# What the task asks:
Reproduce all the lines below exactly and omit the images.

# Figure record listings:
____________________
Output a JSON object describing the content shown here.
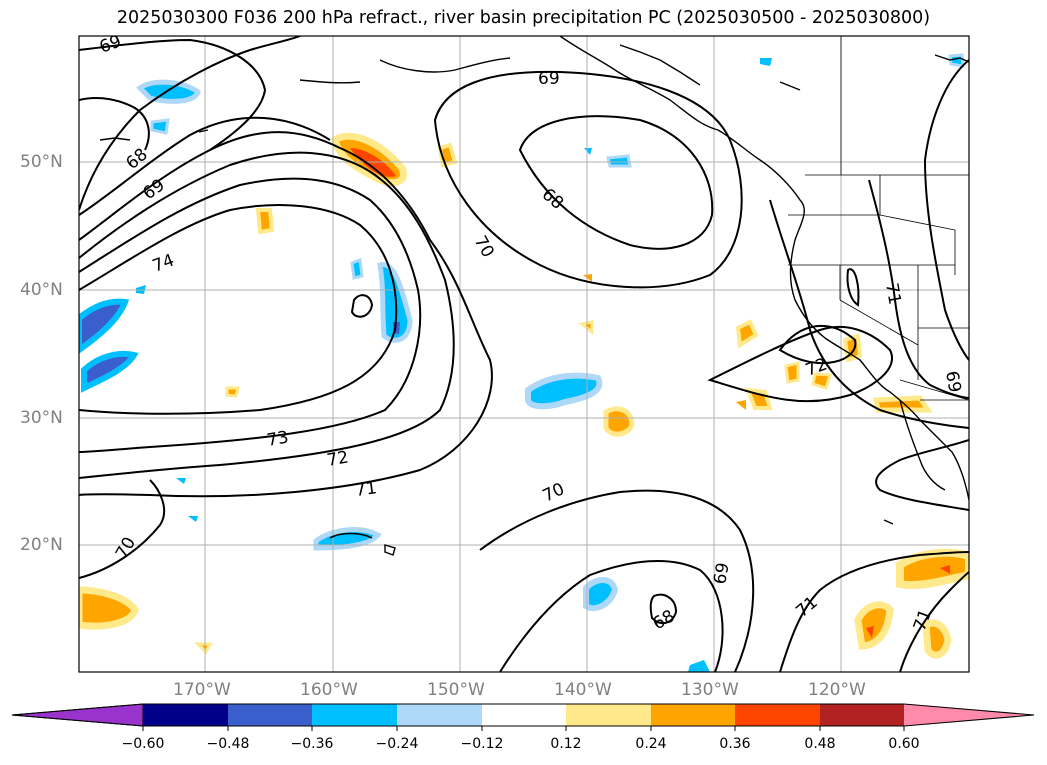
{
  "title": "2025030300 F036 200 hPa refract., river basin precipitation PC (2025030500 - 2025030800)",
  "lat_labels": [
    "50°N",
    "40°N",
    "30°N",
    "20°N"
  ],
  "lon_labels": [
    "170°W",
    "160°W",
    "150°W",
    "140°W",
    "130°W",
    "120°W"
  ],
  "contour_labels": [
    "69",
    "68",
    "69",
    "74",
    "69",
    "68",
    "70",
    "73",
    "72",
    "71",
    "70",
    "70",
    "69",
    "68",
    "71",
    "71",
    "72",
    "69",
    "71"
  ],
  "colorbar": {
    "ticks": [
      "−0.60",
      "−0.48",
      "−0.36",
      "−0.24",
      "−0.12",
      "0.12",
      "0.24",
      "0.36",
      "0.48",
      "0.60"
    ],
    "colors": [
      "#9933cc",
      "#00008b",
      "#3a5fcd",
      "#00bfff",
      "#add8f7",
      "#ffffff",
      "#ffe98a",
      "#ffa500",
      "#ff4500",
      "#b22222",
      "#ff8aaa"
    ]
  }
}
____________________
# Correct answer:
Output a JSON object describing the content shown here.
{
  "title": "2025030300 F036 200 hPa refract., river basin precipitation PC (2025030500 - 2025030800)",
  "lat_labels": [
    "50°N",
    "40°N",
    "30°N",
    "20°N"
  ],
  "lon_labels": [
    "170°W",
    "160°W",
    "150°W",
    "140°W",
    "130°W",
    "120°W"
  ],
  "contour_labels": [
    "69",
    "68",
    "69",
    "74",
    "69",
    "68",
    "70",
    "73",
    "72",
    "71",
    "70",
    "70",
    "69",
    "68",
    "71",
    "71",
    "72",
    "69",
    "71"
  ],
  "colorbar": {
    "ticks": [
      "−0.60",
      "−0.48",
      "−0.36",
      "−0.24",
      "−0.12",
      "0.12",
      "0.24",
      "0.36",
      "0.48",
      "0.60"
    ],
    "colors": [
      "#9933cc",
      "#00008b",
      "#3a5fcd",
      "#00bfff",
      "#add8f7",
      "#ffffff",
      "#ffe98a",
      "#ffa500",
      "#ff4500",
      "#b22222",
      "#ff8aaa"
    ]
  }
}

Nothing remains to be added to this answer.